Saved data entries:

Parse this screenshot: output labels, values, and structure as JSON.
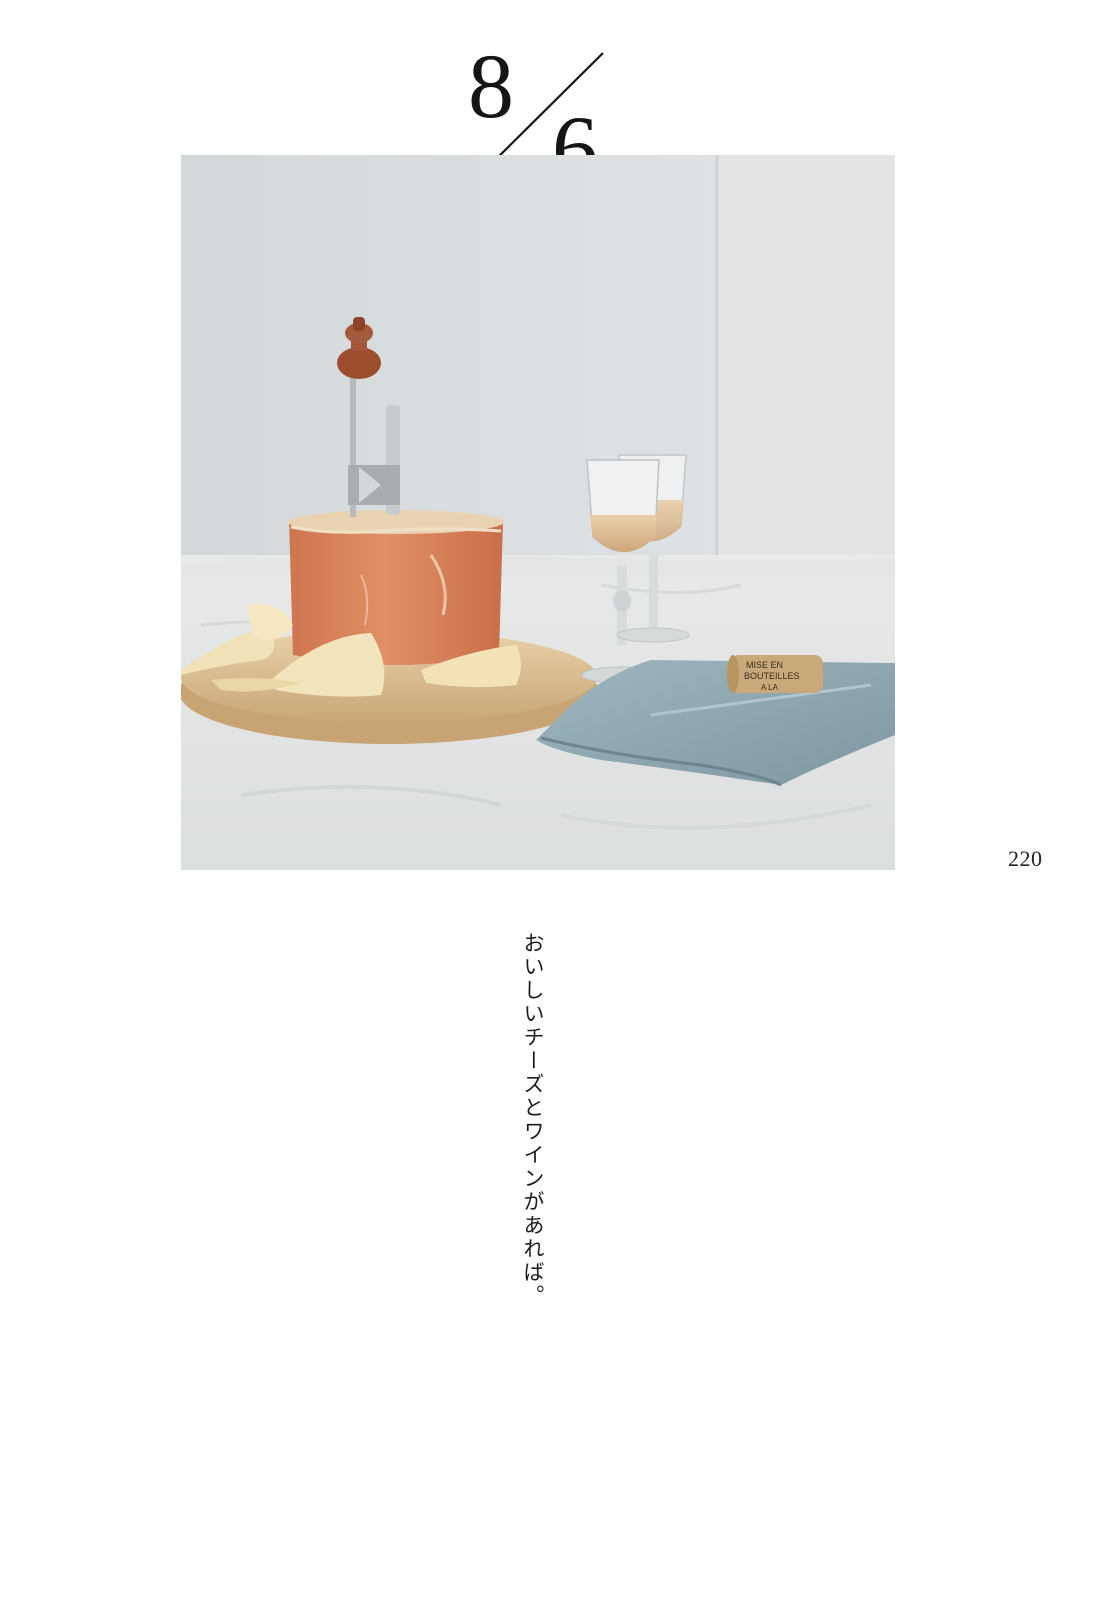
{
  "date": {
    "month": "8",
    "day": "6"
  },
  "page_number": "220",
  "caption": "おいしいチーズとワインがあれば。",
  "photo": {
    "cork_text_line1": "MISE EN",
    "cork_text_line2": "BOUTEILLES",
    "cork_text_line3": "A LA"
  },
  "colors": {
    "background": "#ffffff",
    "wall": "#d9dde0",
    "tablecloth": "#e6e8e6",
    "cheese": "#d8805a",
    "board": "#e0c49a",
    "napkin": "#8fa8b2",
    "wine": "#e2c7a0"
  }
}
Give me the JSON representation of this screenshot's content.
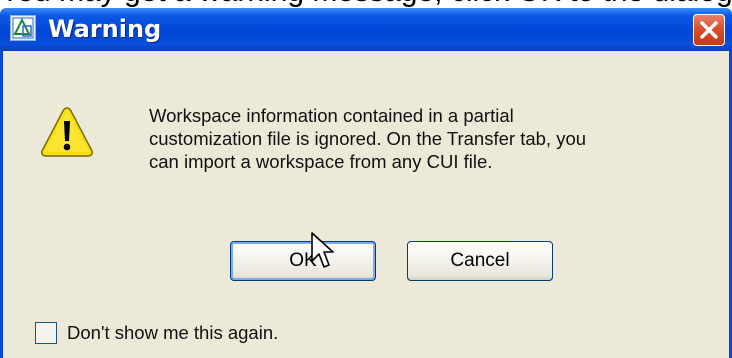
{
  "background_text": "You may get a warning message, click OK to the dialog",
  "window": {
    "title": "Warning"
  },
  "icons": {
    "app": "autocad-app-icon",
    "close": "close-icon",
    "warning": "warning-triangle-icon",
    "cursor": "mouse-pointer-icon"
  },
  "message": {
    "lines": [
      "Workspace information contained in a partial",
      "customization file is ignored. On the Transfer tab, you",
      "can import a workspace from any CUI file."
    ]
  },
  "buttons": {
    "ok": "OK",
    "cancel": "Cancel"
  },
  "checkbox": {
    "label": "Don't show me this again.",
    "checked": false
  },
  "colors": {
    "titlebar": "#0047d8",
    "dialog_bg": "#ece9d8",
    "close": "#d8502e",
    "warning_fill": "#f8e010"
  }
}
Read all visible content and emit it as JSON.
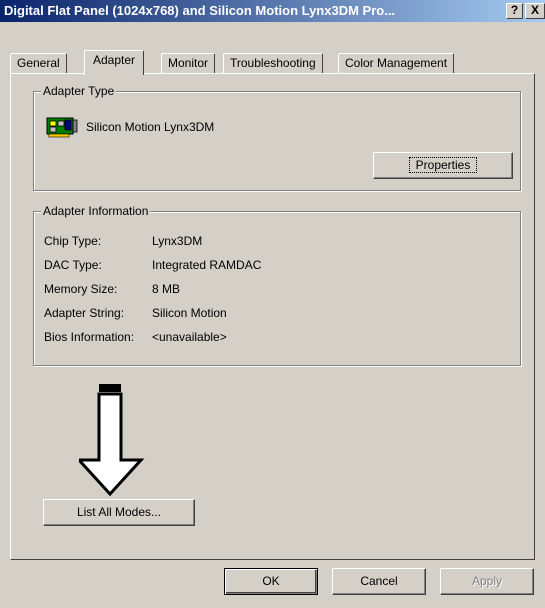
{
  "window": {
    "title": "Digital Flat Panel (1024x768) and Silicon Motion Lynx3DM Pro...",
    "help_label": "?",
    "close_label": "X"
  },
  "tabs": [
    {
      "label": "General",
      "active": false
    },
    {
      "label": "Adapter",
      "active": true
    },
    {
      "label": "Monitor",
      "active": false
    },
    {
      "label": "Troubleshooting",
      "active": false
    },
    {
      "label": "Color Management",
      "active": false
    }
  ],
  "adapter_type": {
    "group_label": "Adapter Type",
    "name": "Silicon Motion Lynx3DM",
    "icon": "display-adapter-icon",
    "properties_label": "Properties"
  },
  "adapter_info": {
    "group_label": "Adapter Information",
    "rows": [
      {
        "label": "Chip Type:",
        "value": "Lynx3DM"
      },
      {
        "label": "DAC Type:",
        "value": "Integrated RAMDAC"
      },
      {
        "label": "Memory Size:",
        "value": "8 MB"
      },
      {
        "label": "Adapter String:",
        "value": "Silicon Motion"
      },
      {
        "label": "Bios Information:",
        "value": "<unavailable>"
      }
    ]
  },
  "list_modes_label": "List All Modes...",
  "footer": {
    "ok_label": "OK",
    "cancel_label": "Cancel",
    "apply_label": "Apply"
  },
  "annotation": {
    "icon": "arrow-down-icon",
    "color": "#000000"
  },
  "colors": {
    "face": "#d4d0c8",
    "title_start": "#0a246a",
    "title_end": "#a6caf0"
  }
}
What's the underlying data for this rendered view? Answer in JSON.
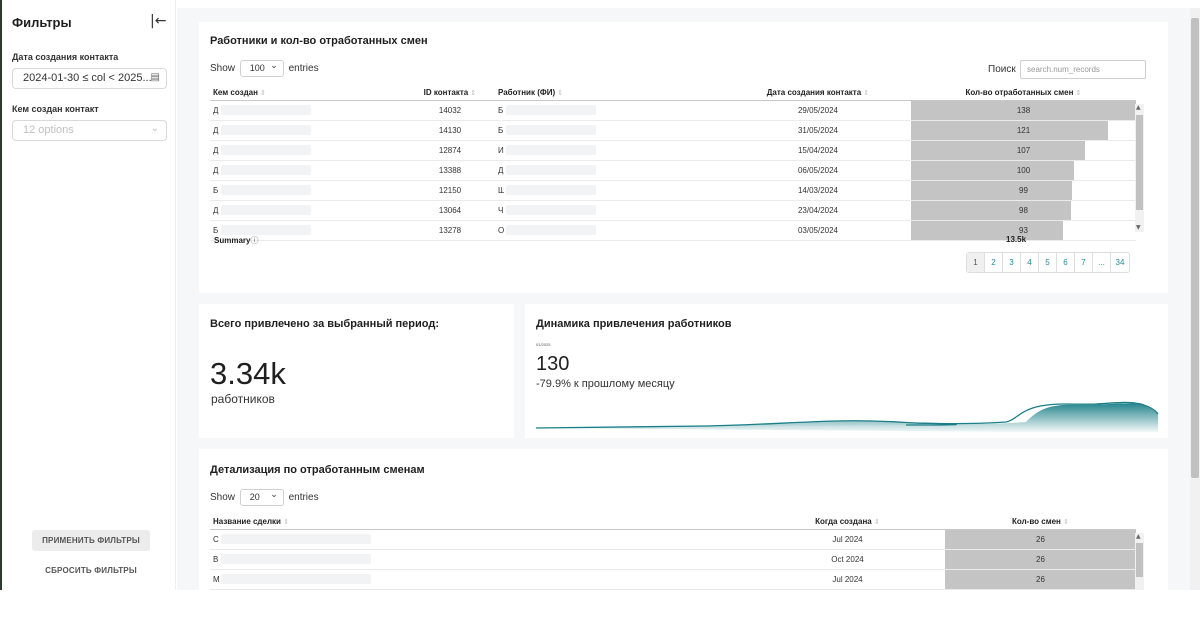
{
  "sidebar": {
    "title": "Фильтры",
    "collapse_icon": "|←",
    "date_label": "Дата создания контакта",
    "date_value": "2024-01-30 ≤ col < 2025...",
    "creator_label": "Кем создан контакт",
    "creator_placeholder": "12 options",
    "apply_label": "ПРИМЕНИТЬ ФИЛЬТРЫ",
    "reset_label": "СБРОСИТЬ ФИЛЬТРЫ"
  },
  "workers": {
    "title": "Работники и кол-во отработанных смен",
    "show_label": "Show",
    "entries_value": "100",
    "entries_label": "entries",
    "search_label": "Поиск",
    "search_placeholder": "search.num_records",
    "columns": [
      "Кем создан",
      "ID контакта",
      "Работник (ФИ)",
      "Дата создания контакта",
      "Кол-во отработанных смен"
    ],
    "rows": [
      {
        "creator": "Д",
        "id": "14032",
        "worker": "Б",
        "date": "29/05/2024",
        "shifts": "138",
        "frac": 1.0
      },
      {
        "creator": "Д",
        "id": "14130",
        "worker": "Б",
        "date": "31/05/2024",
        "shifts": "121",
        "frac": 0.877
      },
      {
        "creator": "Д",
        "id": "12874",
        "worker": "И",
        "date": "15/04/2024",
        "shifts": "107",
        "frac": 0.775
      },
      {
        "creator": "Д",
        "id": "13388",
        "worker": "Д",
        "date": "06/05/2024",
        "shifts": "100",
        "frac": 0.725
      },
      {
        "creator": "Б",
        "id": "12150",
        "worker": "Ш",
        "date": "14/03/2024",
        "shifts": "99",
        "frac": 0.717
      },
      {
        "creator": "Д",
        "id": "13064",
        "worker": "Ч",
        "date": "23/04/2024",
        "shifts": "98",
        "frac": 0.71
      },
      {
        "creator": "Б",
        "id": "13278",
        "worker": "О",
        "date": "03/05/2024",
        "shifts": "93",
        "frac": 0.674
      }
    ],
    "summary_label": "Summary",
    "summary_value": "13.5k",
    "pages": [
      "1",
      "2",
      "3",
      "4",
      "5",
      "6",
      "7",
      "...",
      "34"
    ]
  },
  "total": {
    "title": "Всего привлечено за выбранный период:",
    "value": "3.34k",
    "unit": "работников"
  },
  "trend": {
    "title": "Динамика привлечения работников",
    "date": "01/2025",
    "value": "130",
    "change": "-79.9% к прошлому месяцу",
    "line_color": "#1a7f87"
  },
  "details": {
    "title": "Детализация по отработанным сменам",
    "show_label": "Show",
    "entries_value": "20",
    "entries_label": "entries",
    "columns": [
      "Название сделки",
      "Когда создана",
      "Кол-во смен"
    ],
    "rows": [
      {
        "name": "С",
        "created": "Jul 2024",
        "shifts": "26"
      },
      {
        "name": "В",
        "created": "Oct 2024",
        "shifts": "26"
      },
      {
        "name": "М",
        "created": "Jul 2024",
        "shifts": "26"
      }
    ]
  }
}
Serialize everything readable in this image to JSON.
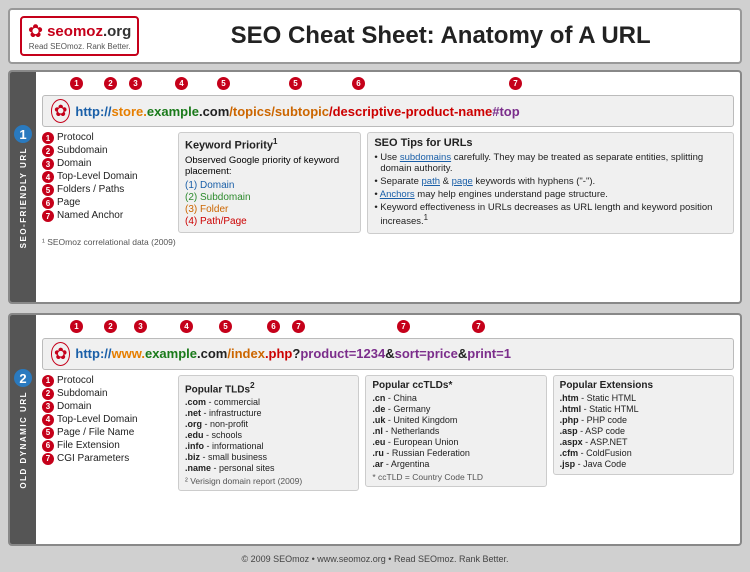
{
  "header": {
    "logo": {
      "name": "seomoz.org",
      "tagline": "Read SEOmoz. Rank Better."
    },
    "title": "SEO Cheat Sheet: Anatomy of A URL"
  },
  "section1": {
    "number": "1",
    "label": "SEO-FRIENDLY URL",
    "url": "http://store.example.com/topics/subtopic/descriptive-product-name#top",
    "url_parts": {
      "protocol": "http://",
      "subdomain": "store.",
      "domain": "example",
      "tld": ".com",
      "folder1": "/topics",
      "folder2": "/subtopic",
      "page": "/descriptive-product-name",
      "anchor": "#top"
    },
    "bubble_positions": [
      {
        "n": "1",
        "label": "Protocol"
      },
      {
        "n": "2",
        "label": "Subdomain"
      },
      {
        "n": "3",
        "label": "Domain"
      },
      {
        "n": "4",
        "label": "Top-Level Domain"
      },
      {
        "n": "5",
        "label": "Folders / Paths"
      },
      {
        "n": "5b",
        "label": ""
      },
      {
        "n": "6",
        "label": "Page"
      },
      {
        "n": "7",
        "label": "Named Anchor"
      }
    ],
    "legend": [
      {
        "num": "1",
        "text": "Protocol"
      },
      {
        "num": "2",
        "text": "Subdomain"
      },
      {
        "num": "3",
        "text": "Domain"
      },
      {
        "num": "4",
        "text": "Top-Level Domain"
      },
      {
        "num": "5",
        "text": "Folders / Paths"
      },
      {
        "num": "6",
        "text": "Page"
      },
      {
        "num": "7",
        "text": "Named Anchor"
      }
    ],
    "keyword_box": {
      "title": "Keyword Priority",
      "footnote": "1",
      "desc": "Observed Google priority of keyword placement:",
      "items": [
        {
          "rank": "(1)",
          "label": "Domain",
          "color": "domain"
        },
        {
          "rank": "(2)",
          "label": "Subdomain",
          "color": "subdomain"
        },
        {
          "rank": "(3)",
          "label": "Folder",
          "color": "folder"
        },
        {
          "rank": "(4)",
          "label": "Path/Page",
          "color": "pathpage"
        }
      ]
    },
    "seo_tips": {
      "title": "SEO Tips for URLs",
      "tips": [
        "Use subdomains carefully. They may be treated as separate entities, splitting domain authority.",
        "Separate path & page keywords with hyphens (\"-\").",
        "Anchors may help engines understand page structure.",
        "Keyword effectiveness in URLs decreases as URL length and keyword position increases.¹"
      ]
    },
    "footnote": "¹ SEOmoz correlational data (2009)"
  },
  "section2": {
    "number": "2",
    "label": "OLD DYNAMIC URL",
    "url": "http://www.example.com/index.php?product=1234&sort=price&print=1",
    "legend": [
      {
        "num": "1",
        "text": "Protocol"
      },
      {
        "num": "2",
        "text": "Subdomain"
      },
      {
        "num": "3",
        "text": "Domain"
      },
      {
        "num": "4",
        "text": "Top-Level Domain"
      },
      {
        "num": "5",
        "text": "Page / File Name"
      },
      {
        "num": "6",
        "text": "File Extension"
      },
      {
        "num": "7",
        "text": "CGI Parameters"
      }
    ],
    "tlds": {
      "title": "Popular TLDs",
      "footnote": "2",
      "items": [
        {
          ".com": "commercial"
        },
        {
          ".net": "infrastructure"
        },
        {
          ".org": "non-profit"
        },
        {
          ".edu": "schools"
        },
        {
          ".info": "informational"
        },
        {
          ".biz": "small business"
        },
        {
          ".name": "personal sites"
        }
      ],
      "footnote_text": "² Verisign domain report (2009)"
    },
    "cctlds": {
      "title": "Popular ccTLDs*",
      "items": [
        {
          ".cn": "China"
        },
        {
          ".de": "Germany"
        },
        {
          ".uk": "United Kingdom"
        },
        {
          ".nl": "Netherlands"
        },
        {
          ".eu": "European Union"
        },
        {
          ".ru": "Russian Federation"
        },
        {
          ".ar": "Argentina"
        }
      ],
      "footnote_text": "* ccTLD = Country Code TLD"
    },
    "extensions": {
      "title": "Popular Extensions",
      "items": [
        {
          ".htm": "Static HTML"
        },
        {
          ".html": "Static HTML"
        },
        {
          ".php": "PHP code"
        },
        {
          ".asp": "ASP code"
        },
        {
          ".aspx": "ASP.NET"
        },
        {
          ".cfm": "ColdFusion"
        },
        {
          ".jsp": "Java Code"
        }
      ]
    }
  },
  "footer": {
    "text": "© 2009 SEOmoz • www.seomoz.org • Read SEOmoz. Rank Better."
  }
}
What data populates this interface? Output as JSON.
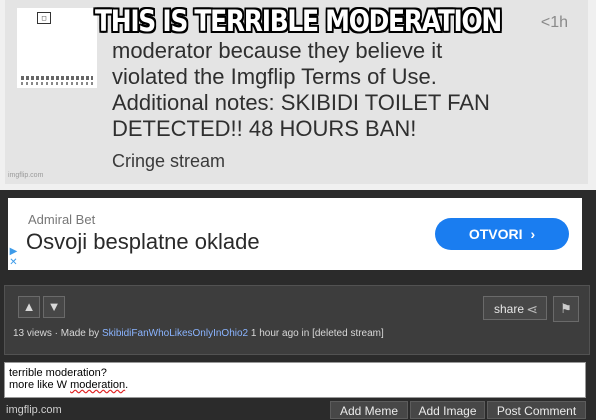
{
  "meme": {
    "caption": "THIS IS TERRIBLE MODERATION",
    "time": "<1h",
    "notice_lines": [
      "moderator because they believe it",
      "violated the Imgflip Terms of Use.",
      "Additional notes: SKIBIDI TOILET FAN",
      "DETECTED!! 48 HOURS BAN!"
    ],
    "stream": "Cringe stream",
    "watermark": "imgflip.com"
  },
  "ad": {
    "brand": "Admiral Bet",
    "headline": "Osvoji besplatne oklade",
    "button": "OTVORI",
    "button_color": "#1a7df0",
    "choice_icon": "ad-choices-icon"
  },
  "post": {
    "upvote_icon": "▲",
    "downvote_icon": "▼",
    "share_label": "share",
    "views": "13 views",
    "made_by": "Made by",
    "username": "SkibidiFanWhoLikesOnlyInOhio2",
    "posted": "1 hour ago in",
    "stream": "[deleted stream]"
  },
  "comment": {
    "line1": "terrible moderation?",
    "line2_a": "more like W ",
    "line2_b": "moderation",
    "line2_c": "."
  },
  "footer": {
    "brand": "imgflip.com",
    "add_meme": "Add Meme",
    "add_image": "Add Image",
    "post_comment": "Post Comment"
  }
}
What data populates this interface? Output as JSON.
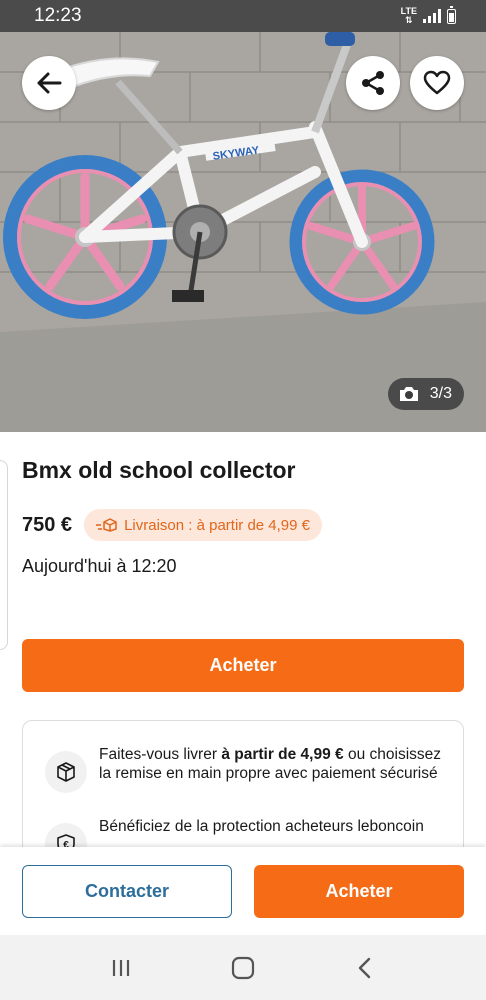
{
  "status_bar": {
    "time": "12:23",
    "network": "LTE",
    "icons": [
      "lte-icon",
      "signal-icon",
      "battery-icon"
    ]
  },
  "gallery": {
    "counter": "3/3",
    "icons": [
      "back-arrow-icon",
      "share-icon",
      "heart-icon",
      "camera-icon"
    ]
  },
  "listing": {
    "title": "Bmx old school collector",
    "price": "750 €",
    "delivery_badge": "Livraison : à partir de 4,99 €",
    "date": "Aujourd'hui à 12:20"
  },
  "buy_button_label": "Acheter",
  "info_card": {
    "delivery_prefix": "Faites-vous livrer ",
    "delivery_bold": "à partir de 4,99 €",
    "delivery_suffix": " ou choisissez la remise en main propre avec paiement sécurisé",
    "protection_text": "Bénéficiez de la protection acheteurs leboncoin"
  },
  "action_bar": {
    "contact_label": "Contacter",
    "buy_label": "Acheter"
  },
  "system_nav": {
    "icons": [
      "recent-apps-icon",
      "home-icon",
      "back-icon"
    ]
  },
  "colors": {
    "accent_orange": "#f56b16",
    "badge_bg": "#fde6da",
    "badge_text": "#e1671b",
    "contact_blue": "#2d6e9c",
    "status_bar": "#4b4b4b"
  }
}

_What to produce_: Search the entries for the word "brand", then list each line that holds it.

_Correct output_:
    "brand": "Admiral Bet",
    "brand": "imgflip.com",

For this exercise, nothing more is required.